> DATA SHOWN:
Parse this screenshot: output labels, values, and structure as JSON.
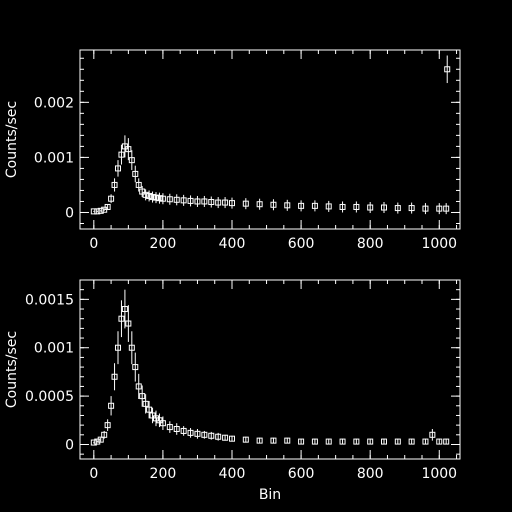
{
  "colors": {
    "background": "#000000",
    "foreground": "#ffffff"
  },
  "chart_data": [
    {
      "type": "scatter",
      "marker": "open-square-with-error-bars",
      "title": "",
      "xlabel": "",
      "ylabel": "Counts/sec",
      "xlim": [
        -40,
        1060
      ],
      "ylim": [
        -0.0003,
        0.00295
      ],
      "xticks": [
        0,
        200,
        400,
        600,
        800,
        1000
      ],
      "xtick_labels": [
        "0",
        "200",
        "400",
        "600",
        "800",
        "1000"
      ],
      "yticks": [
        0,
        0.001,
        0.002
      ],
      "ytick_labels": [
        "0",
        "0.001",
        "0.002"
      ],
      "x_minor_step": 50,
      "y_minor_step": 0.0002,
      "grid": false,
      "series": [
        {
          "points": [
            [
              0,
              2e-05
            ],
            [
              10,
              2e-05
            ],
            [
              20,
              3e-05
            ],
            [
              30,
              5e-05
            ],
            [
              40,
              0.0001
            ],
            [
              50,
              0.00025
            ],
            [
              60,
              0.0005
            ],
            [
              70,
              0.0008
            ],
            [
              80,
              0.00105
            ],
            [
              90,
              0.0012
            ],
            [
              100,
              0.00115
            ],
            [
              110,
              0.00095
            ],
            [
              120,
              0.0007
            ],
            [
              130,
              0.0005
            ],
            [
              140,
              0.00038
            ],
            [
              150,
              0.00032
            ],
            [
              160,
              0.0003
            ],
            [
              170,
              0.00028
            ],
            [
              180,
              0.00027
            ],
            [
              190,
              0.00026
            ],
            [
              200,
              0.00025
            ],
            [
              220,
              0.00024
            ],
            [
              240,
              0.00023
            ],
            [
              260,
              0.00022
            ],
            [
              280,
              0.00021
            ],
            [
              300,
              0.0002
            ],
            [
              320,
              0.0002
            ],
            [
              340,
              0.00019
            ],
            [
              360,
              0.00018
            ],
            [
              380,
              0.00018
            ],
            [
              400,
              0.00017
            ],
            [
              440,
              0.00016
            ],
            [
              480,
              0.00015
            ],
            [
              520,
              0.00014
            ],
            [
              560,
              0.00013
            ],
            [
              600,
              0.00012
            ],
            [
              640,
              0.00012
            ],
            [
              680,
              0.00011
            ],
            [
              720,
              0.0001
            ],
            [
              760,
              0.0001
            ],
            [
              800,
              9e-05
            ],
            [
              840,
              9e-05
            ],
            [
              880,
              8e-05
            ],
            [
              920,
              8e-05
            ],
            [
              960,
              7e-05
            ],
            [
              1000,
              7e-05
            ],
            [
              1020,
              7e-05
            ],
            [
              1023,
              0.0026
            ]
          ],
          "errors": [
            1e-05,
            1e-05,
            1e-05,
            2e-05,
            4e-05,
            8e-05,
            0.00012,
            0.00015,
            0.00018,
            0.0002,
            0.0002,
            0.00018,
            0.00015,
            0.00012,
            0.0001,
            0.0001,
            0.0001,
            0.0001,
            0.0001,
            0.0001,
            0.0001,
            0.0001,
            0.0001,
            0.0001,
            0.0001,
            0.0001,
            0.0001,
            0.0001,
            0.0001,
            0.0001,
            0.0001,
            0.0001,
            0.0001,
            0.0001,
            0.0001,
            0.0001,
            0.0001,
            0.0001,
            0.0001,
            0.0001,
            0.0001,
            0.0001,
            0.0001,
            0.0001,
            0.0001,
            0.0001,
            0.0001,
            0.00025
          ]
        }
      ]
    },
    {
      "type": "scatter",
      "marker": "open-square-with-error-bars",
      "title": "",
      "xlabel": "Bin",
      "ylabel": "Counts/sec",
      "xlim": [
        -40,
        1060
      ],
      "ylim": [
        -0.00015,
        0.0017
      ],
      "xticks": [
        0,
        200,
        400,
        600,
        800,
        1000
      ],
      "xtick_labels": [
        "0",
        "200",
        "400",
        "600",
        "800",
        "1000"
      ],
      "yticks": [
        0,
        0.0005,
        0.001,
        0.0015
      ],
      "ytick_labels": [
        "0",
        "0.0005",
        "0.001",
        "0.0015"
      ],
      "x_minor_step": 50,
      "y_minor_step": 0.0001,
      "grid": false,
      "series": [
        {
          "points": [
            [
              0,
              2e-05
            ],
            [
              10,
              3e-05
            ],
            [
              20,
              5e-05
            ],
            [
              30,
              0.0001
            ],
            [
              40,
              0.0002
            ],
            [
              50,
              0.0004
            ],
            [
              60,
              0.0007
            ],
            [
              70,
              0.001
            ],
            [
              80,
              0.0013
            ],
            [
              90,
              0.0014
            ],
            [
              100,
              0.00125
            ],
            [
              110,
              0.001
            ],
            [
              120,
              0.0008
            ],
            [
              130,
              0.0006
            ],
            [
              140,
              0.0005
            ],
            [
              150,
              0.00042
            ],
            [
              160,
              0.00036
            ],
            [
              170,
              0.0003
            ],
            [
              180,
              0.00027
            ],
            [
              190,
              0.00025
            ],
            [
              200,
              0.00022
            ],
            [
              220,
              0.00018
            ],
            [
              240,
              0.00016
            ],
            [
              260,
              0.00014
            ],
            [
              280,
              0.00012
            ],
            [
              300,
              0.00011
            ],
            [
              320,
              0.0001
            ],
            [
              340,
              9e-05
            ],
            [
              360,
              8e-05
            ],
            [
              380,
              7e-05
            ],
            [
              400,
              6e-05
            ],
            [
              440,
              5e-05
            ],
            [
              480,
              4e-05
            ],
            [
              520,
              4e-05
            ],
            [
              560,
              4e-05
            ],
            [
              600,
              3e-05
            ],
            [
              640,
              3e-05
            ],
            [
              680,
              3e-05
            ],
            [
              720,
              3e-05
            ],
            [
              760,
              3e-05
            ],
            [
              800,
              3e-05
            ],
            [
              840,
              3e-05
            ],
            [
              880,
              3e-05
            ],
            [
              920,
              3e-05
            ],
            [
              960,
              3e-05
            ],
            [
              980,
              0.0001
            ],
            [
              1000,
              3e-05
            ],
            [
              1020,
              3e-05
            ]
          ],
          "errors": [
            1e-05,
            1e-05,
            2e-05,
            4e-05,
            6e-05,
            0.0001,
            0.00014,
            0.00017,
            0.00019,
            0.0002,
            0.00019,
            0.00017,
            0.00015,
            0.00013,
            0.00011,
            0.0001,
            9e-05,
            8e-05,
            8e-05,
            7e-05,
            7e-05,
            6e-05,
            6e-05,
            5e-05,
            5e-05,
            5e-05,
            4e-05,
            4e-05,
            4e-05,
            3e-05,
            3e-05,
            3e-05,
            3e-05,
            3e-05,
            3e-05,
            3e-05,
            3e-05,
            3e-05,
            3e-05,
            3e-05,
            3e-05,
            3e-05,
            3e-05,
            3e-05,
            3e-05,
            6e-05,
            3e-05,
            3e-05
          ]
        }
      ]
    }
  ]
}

> WHAT IS ASKED: Leave the images out, please, and restate each line word for word.

> SOLUTION TO THE PROBLEM:
Parse this screenshot: output labels, values, and structure as JSON.
{
  "colors": {
    "background": "#000000",
    "foreground": "#ffffff"
  },
  "chart_data": [
    {
      "type": "scatter",
      "marker": "open-square-with-error-bars",
      "title": "",
      "xlabel": "",
      "ylabel": "Counts/sec",
      "xlim": [
        -40,
        1060
      ],
      "ylim": [
        -0.0003,
        0.00295
      ],
      "xticks": [
        0,
        200,
        400,
        600,
        800,
        1000
      ],
      "xtick_labels": [
        "0",
        "200",
        "400",
        "600",
        "800",
        "1000"
      ],
      "yticks": [
        0,
        0.001,
        0.002
      ],
      "ytick_labels": [
        "0",
        "0.001",
        "0.002"
      ],
      "x_minor_step": 50,
      "y_minor_step": 0.0002,
      "grid": false,
      "series": [
        {
          "points": [
            [
              0,
              2e-05
            ],
            [
              10,
              2e-05
            ],
            [
              20,
              3e-05
            ],
            [
              30,
              5e-05
            ],
            [
              40,
              0.0001
            ],
            [
              50,
              0.00025
            ],
            [
              60,
              0.0005
            ],
            [
              70,
              0.0008
            ],
            [
              80,
              0.00105
            ],
            [
              90,
              0.0012
            ],
            [
              100,
              0.00115
            ],
            [
              110,
              0.00095
            ],
            [
              120,
              0.0007
            ],
            [
              130,
              0.0005
            ],
            [
              140,
              0.00038
            ],
            [
              150,
              0.00032
            ],
            [
              160,
              0.0003
            ],
            [
              170,
              0.00028
            ],
            [
              180,
              0.00027
            ],
            [
              190,
              0.00026
            ],
            [
              200,
              0.00025
            ],
            [
              220,
              0.00024
            ],
            [
              240,
              0.00023
            ],
            [
              260,
              0.00022
            ],
            [
              280,
              0.00021
            ],
            [
              300,
              0.0002
            ],
            [
              320,
              0.0002
            ],
            [
              340,
              0.00019
            ],
            [
              360,
              0.00018
            ],
            [
              380,
              0.00018
            ],
            [
              400,
              0.00017
            ],
            [
              440,
              0.00016
            ],
            [
              480,
              0.00015
            ],
            [
              520,
              0.00014
            ],
            [
              560,
              0.00013
            ],
            [
              600,
              0.00012
            ],
            [
              640,
              0.00012
            ],
            [
              680,
              0.00011
            ],
            [
              720,
              0.0001
            ],
            [
              760,
              0.0001
            ],
            [
              800,
              9e-05
            ],
            [
              840,
              9e-05
            ],
            [
              880,
              8e-05
            ],
            [
              920,
              8e-05
            ],
            [
              960,
              7e-05
            ],
            [
              1000,
              7e-05
            ],
            [
              1020,
              7e-05
            ],
            [
              1023,
              0.0026
            ]
          ],
          "errors": [
            1e-05,
            1e-05,
            1e-05,
            2e-05,
            4e-05,
            8e-05,
            0.00012,
            0.00015,
            0.00018,
            0.0002,
            0.0002,
            0.00018,
            0.00015,
            0.00012,
            0.0001,
            0.0001,
            0.0001,
            0.0001,
            0.0001,
            0.0001,
            0.0001,
            0.0001,
            0.0001,
            0.0001,
            0.0001,
            0.0001,
            0.0001,
            0.0001,
            0.0001,
            0.0001,
            0.0001,
            0.0001,
            0.0001,
            0.0001,
            0.0001,
            0.0001,
            0.0001,
            0.0001,
            0.0001,
            0.0001,
            0.0001,
            0.0001,
            0.0001,
            0.0001,
            0.0001,
            0.0001,
            0.0001,
            0.00025
          ]
        }
      ]
    },
    {
      "type": "scatter",
      "marker": "open-square-with-error-bars",
      "title": "",
      "xlabel": "Bin",
      "ylabel": "Counts/sec",
      "xlim": [
        -40,
        1060
      ],
      "ylim": [
        -0.00015,
        0.0017
      ],
      "xticks": [
        0,
        200,
        400,
        600,
        800,
        1000
      ],
      "xtick_labels": [
        "0",
        "200",
        "400",
        "600",
        "800",
        "1000"
      ],
      "yticks": [
        0,
        0.0005,
        0.001,
        0.0015
      ],
      "ytick_labels": [
        "0",
        "0.0005",
        "0.001",
        "0.0015"
      ],
      "x_minor_step": 50,
      "y_minor_step": 0.0001,
      "grid": false,
      "series": [
        {
          "points": [
            [
              0,
              2e-05
            ],
            [
              10,
              3e-05
            ],
            [
              20,
              5e-05
            ],
            [
              30,
              0.0001
            ],
            [
              40,
              0.0002
            ],
            [
              50,
              0.0004
            ],
            [
              60,
              0.0007
            ],
            [
              70,
              0.001
            ],
            [
              80,
              0.0013
            ],
            [
              90,
              0.0014
            ],
            [
              100,
              0.00125
            ],
            [
              110,
              0.001
            ],
            [
              120,
              0.0008
            ],
            [
              130,
              0.0006
            ],
            [
              140,
              0.0005
            ],
            [
              150,
              0.00042
            ],
            [
              160,
              0.00036
            ],
            [
              170,
              0.0003
            ],
            [
              180,
              0.00027
            ],
            [
              190,
              0.00025
            ],
            [
              200,
              0.00022
            ],
            [
              220,
              0.00018
            ],
            [
              240,
              0.00016
            ],
            [
              260,
              0.00014
            ],
            [
              280,
              0.00012
            ],
            [
              300,
              0.00011
            ],
            [
              320,
              0.0001
            ],
            [
              340,
              9e-05
            ],
            [
              360,
              8e-05
            ],
            [
              380,
              7e-05
            ],
            [
              400,
              6e-05
            ],
            [
              440,
              5e-05
            ],
            [
              480,
              4e-05
            ],
            [
              520,
              4e-05
            ],
            [
              560,
              4e-05
            ],
            [
              600,
              3e-05
            ],
            [
              640,
              3e-05
            ],
            [
              680,
              3e-05
            ],
            [
              720,
              3e-05
            ],
            [
              760,
              3e-05
            ],
            [
              800,
              3e-05
            ],
            [
              840,
              3e-05
            ],
            [
              880,
              3e-05
            ],
            [
              920,
              3e-05
            ],
            [
              960,
              3e-05
            ],
            [
              980,
              0.0001
            ],
            [
              1000,
              3e-05
            ],
            [
              1020,
              3e-05
            ]
          ],
          "errors": [
            1e-05,
            1e-05,
            2e-05,
            4e-05,
            6e-05,
            0.0001,
            0.00014,
            0.00017,
            0.00019,
            0.0002,
            0.00019,
            0.00017,
            0.00015,
            0.00013,
            0.00011,
            0.0001,
            9e-05,
            8e-05,
            8e-05,
            7e-05,
            7e-05,
            6e-05,
            6e-05,
            5e-05,
            5e-05,
            5e-05,
            4e-05,
            4e-05,
            4e-05,
            3e-05,
            3e-05,
            3e-05,
            3e-05,
            3e-05,
            3e-05,
            3e-05,
            3e-05,
            3e-05,
            3e-05,
            3e-05,
            3e-05,
            3e-05,
            3e-05,
            3e-05,
            3e-05,
            6e-05,
            3e-05,
            3e-05
          ]
        }
      ]
    }
  ]
}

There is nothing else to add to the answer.